**Testo del documento:**
★ ★ ★ ★

22 set 2017

REVISIONISMO STORICO: LA SECONDA PARTE DELLA CARRIERA DEI MOONSPELL


Quando è iniziata la seconda parte della carriera dei Moonspell?

A guardar bene, ed escludendo il dirompente mini-album di debutto "Under The Moonspell", due sono state le opere veramente significative nella storia del combo portoghese: "Wolfheart" ed "Irreligious". Tramite questi due lavori, rispettivamente del 1995 e del 1996, la band definirà la propria identità nel panorama del metal estremo degli anni novanta e diverrà presto un punto di riferimento imprescindibile per il metal gotico che verrà.

Seguiranno degli album interlocutori in cui Fernando Riberio e soci, consolidando la loro fama di audaci sperimentatori, tenteranno varie strade, senza però bissare le prodezze di quella formidabile "doppietta" di album. In "Sin/Pecado", abbandonato il growl e la violenza delle origini, si tenterà la carta del goth-rock e dell’elettronica depechemodiana, approdando ad un sound forse più commerciale, ma dall'indubbio fascino (questa del resto era la tendenza del periodo: si pensi ai colleghi Paradise Lost e Tiamat). Con "The Butterfly Effect" si tornerà a ruggire: recuperati certi stilemi del metal estremo, ma calati in un'ottica sperimentale e modernista, si punterà sull'eclettismo e sull'effetto sorpresa, stupendo per davvero a tratti, ma non convincendo fino in fondo, complice una scrittura non sempre eccelsa e la perdita di importanti tratti identitari, fra cui le fascinose ed erotiche ambientazioni da "Le Mille e una Notte". In occasione di "Darkness and Hope" si compirà dunque una parziale marcia indietro, recuperando gli umori passionali e romantici di un tempo, con un album ancora un po' ibrido che da un lato strizza l'occhio al gothic rock, ma dall’altro vorrebbe riesumare qualche efferatezza del passato, disseminata qua e là senza convinzione.

★ ★ ★ ★

**Record in ingresso:**
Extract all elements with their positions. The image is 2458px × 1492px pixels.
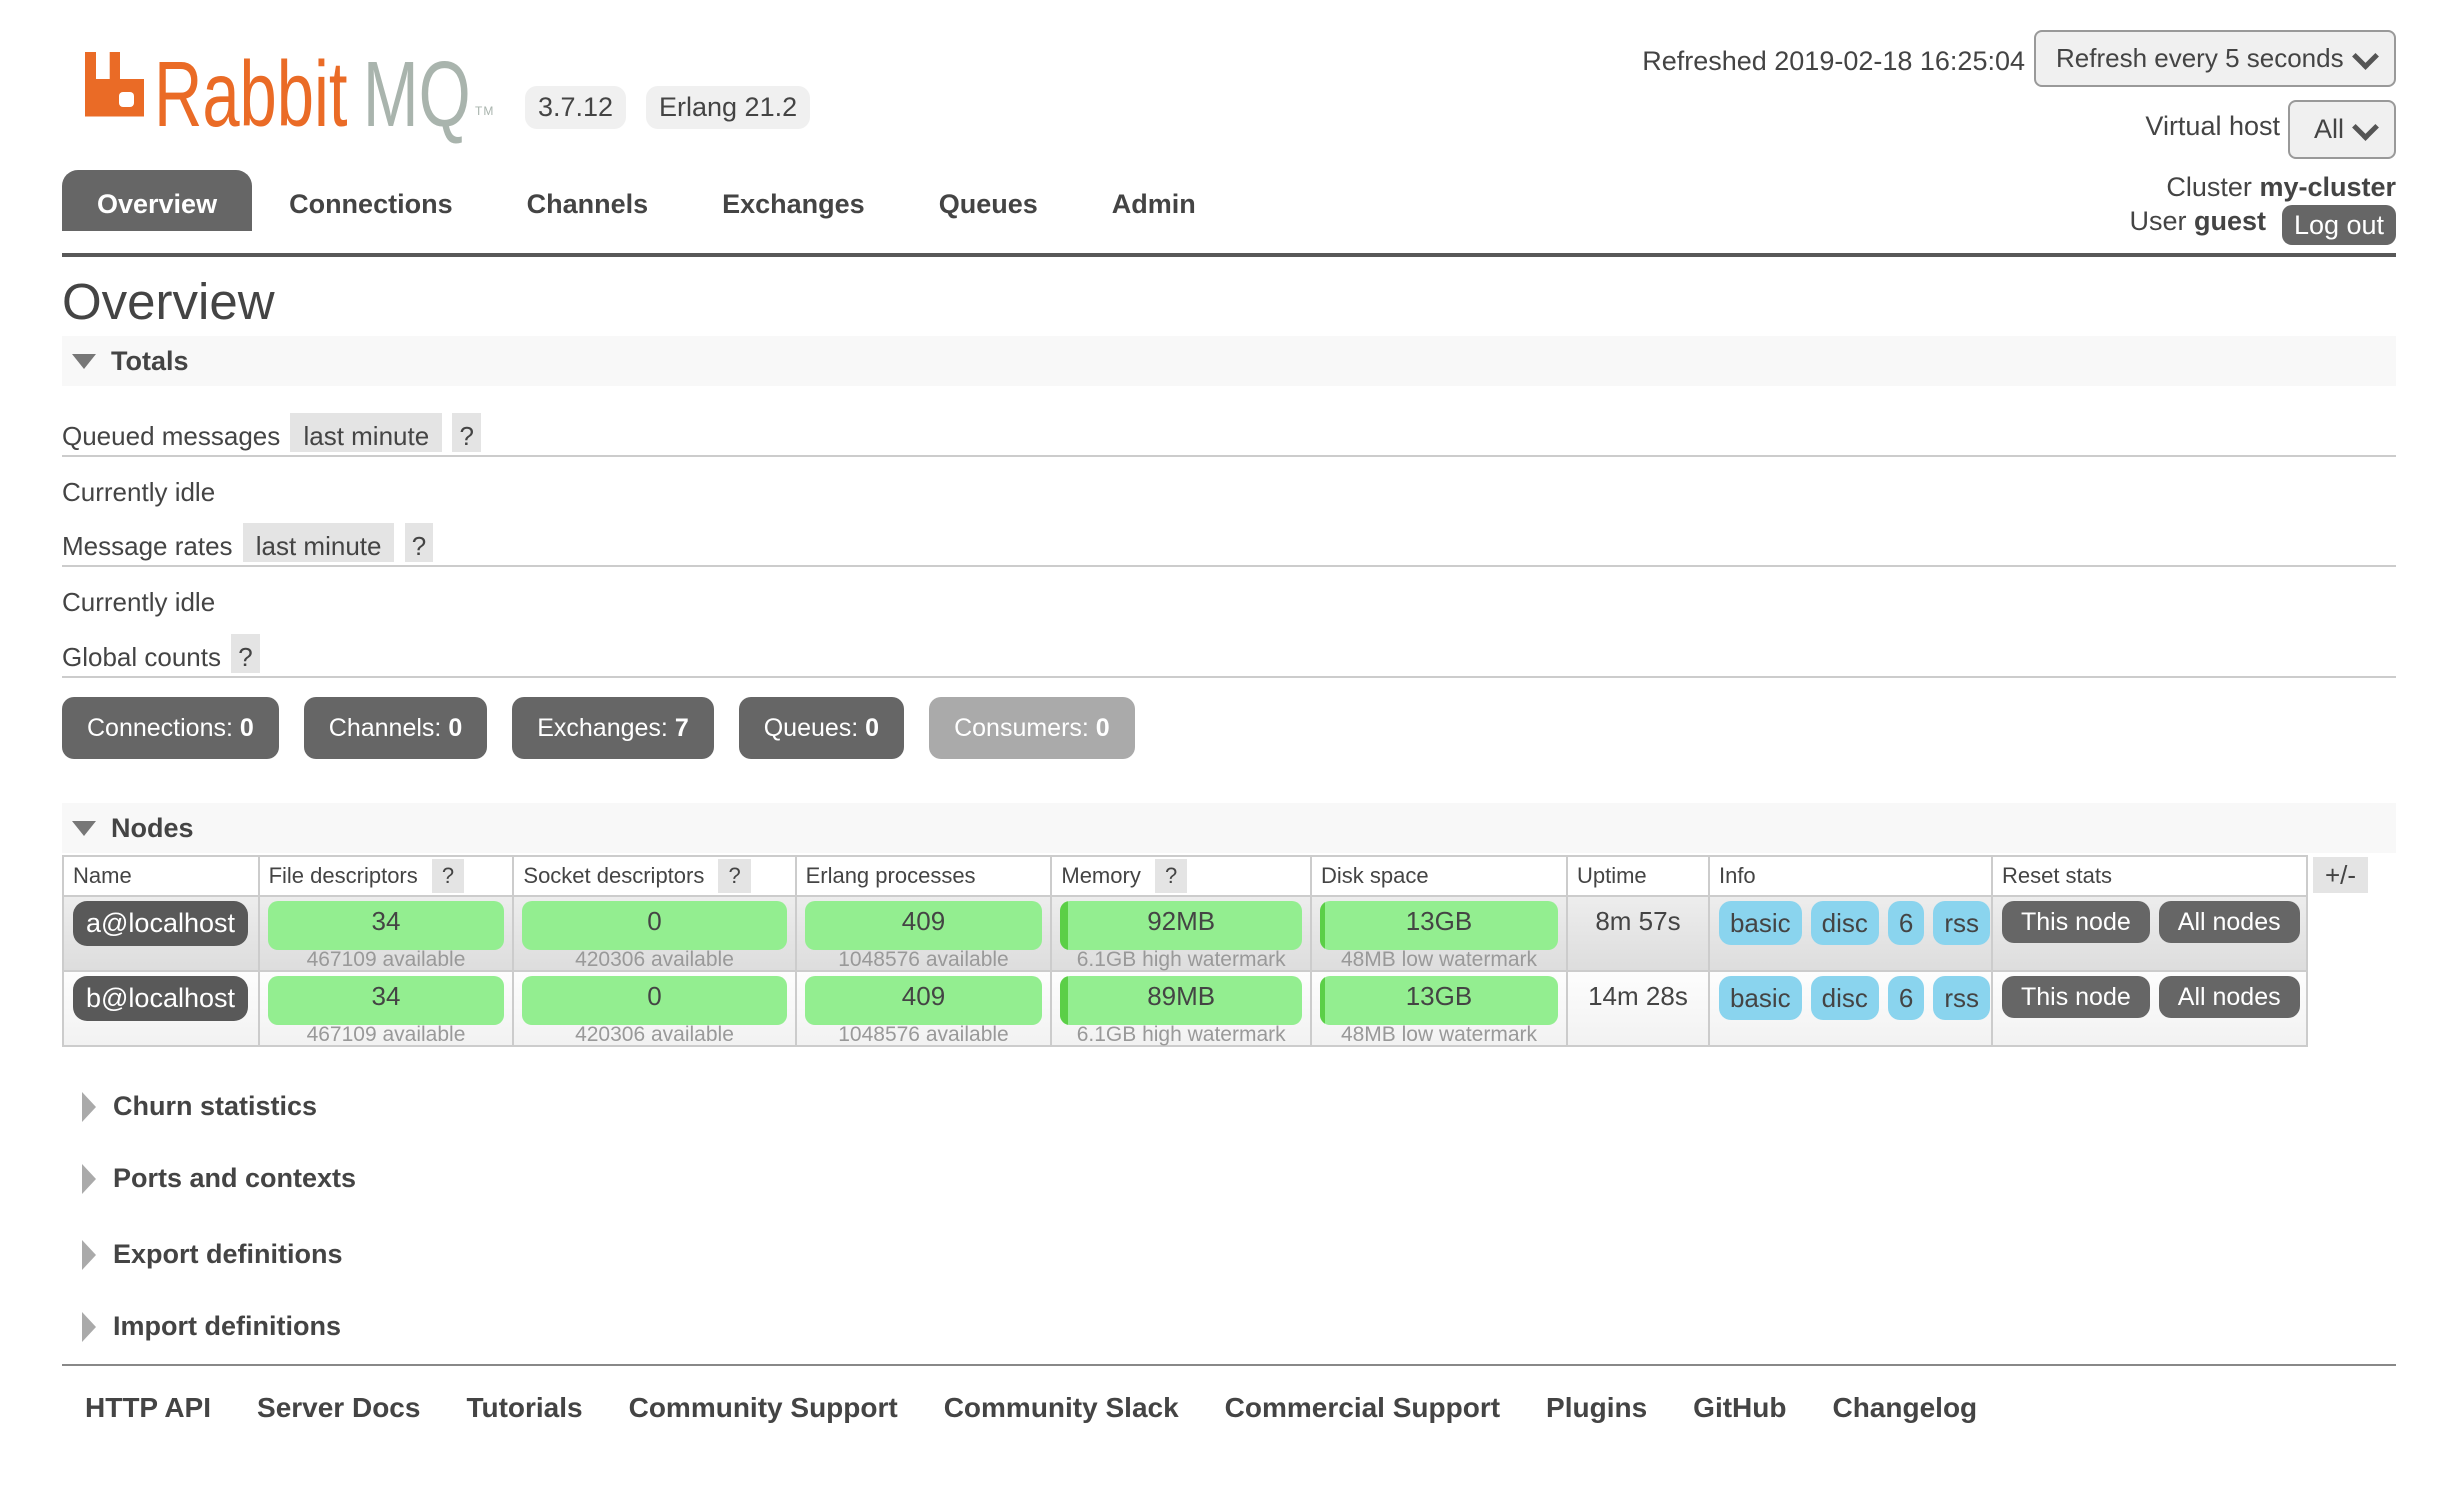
- svg-text:TM: TM: [475, 104, 494, 118]
- svg-text:Rabbit: Rabbit: [154, 45, 348, 147]
- svg-text:MQ: MQ: [363, 45, 471, 147]
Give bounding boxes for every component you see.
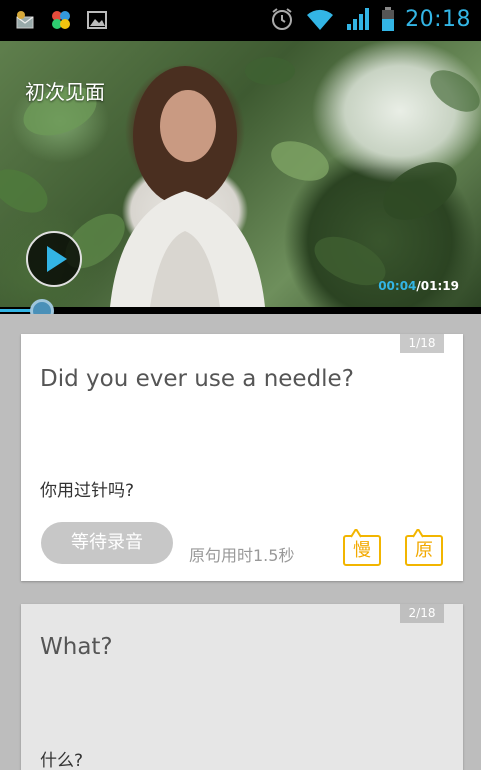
status-bar: 20:18 [0, 0, 481, 41]
signal-icon [347, 8, 370, 30]
alarm-icon [272, 8, 293, 30]
original-play-button[interactable]: 原 [405, 529, 443, 566]
wifi-icon [307, 9, 334, 30]
corner-arrow-icon [351, 529, 361, 538]
total-time: 01:19 [420, 279, 459, 293]
email-notification-icon [16, 11, 34, 29]
video-title: 初次见面 [25, 80, 105, 104]
play-icon [47, 246, 67, 272]
battery-icon [382, 7, 395, 31]
video-player[interactable]: 初次见面 00:04/01:19 [0, 41, 481, 307]
corner-arrow-icon [413, 529, 423, 538]
sentence-card[interactable]: 2/18 What? 什么? [21, 604, 463, 770]
sentence-card[interactable]: 1/18 Did you ever use a needle? 你用过针吗? 等… [21, 334, 463, 581]
duration-label: 原句用时1.5秒 [189, 546, 295, 565]
record-button[interactable]: 等待录音 [41, 522, 173, 564]
current-time: 00:04 [378, 279, 417, 293]
app-notification-icon [52, 11, 70, 29]
english-sentence: What? [40, 634, 113, 660]
play-button[interactable] [26, 231, 82, 287]
clock: 20:18 [405, 6, 471, 32]
sentence-counter: 1/18 [400, 334, 444, 353]
sentence-counter: 2/18 [400, 604, 444, 623]
chinese-translation: 你用过针吗? [40, 481, 135, 501]
slow-label: 慢 [353, 540, 371, 561]
english-sentence: Did you ever use a needle? [40, 366, 354, 392]
original-label: 原 [415, 540, 433, 561]
chinese-translation: 什么? [40, 751, 84, 770]
seek-bar[interactable] [0, 299, 481, 323]
video-time: 00:04/01:19 [378, 279, 459, 293]
image-notification-icon [87, 11, 107, 29]
sentence-list[interactable]: 1/18 Did you ever use a needle? 你用过针吗? 等… [0, 314, 481, 770]
slow-play-button[interactable]: 慢 [343, 529, 381, 566]
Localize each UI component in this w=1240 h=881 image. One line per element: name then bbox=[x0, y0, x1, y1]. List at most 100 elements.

★ ★ ★ ★

**Obiettivi:**
1. Restituisci il passo del testo sulla carriera dei Moonspell da "22 set 2017" a "gotico che verrà.".
2. Riscrivi come lista JSON di stringhe, una per riga e senza righe vuote, le righe dei record dalla riga con "- svg-text:TM: TM: [475, 104, 494, 118]" alla riga con "Give bounding boxes", estremi inclusi.
Il testo e i record sono materiali distinti e indipendenti tra loro.

**Soluzioni proposte:**
1.
22 set 2017

REVISIONISMO STORICO: LA SECONDA PARTE DELLA CARRIERA DEI MOONSPELL


Quando è iniziata la seconda parte della carriera dei Moonspell?

A guardar bene, ed escludendo il dirompente mini-album di debutto "Under The Moonspell", due sono state le opere veramente significative nella storia del combo portoghese: "Wolfheart" ed "Irreligious". Tramite questi due lavori, rispettivamente del 1995 e del 1996, la band definirà la propria identità nel panorama del metal estremo degli anni novanta e diverrà presto un punto di riferimento imprescindibile per il metal gotico che verrà.

2.
[
  "- svg-text:TM: TM: [475, 104, 494, 118]",
  "- svg-text:Rabbit: Rabbit: [154, 45, 348, 147]",
  "- svg-text:MQ: MQ: [363, 45, 471, 147]",
  "Give bounding boxes for every component you see."
]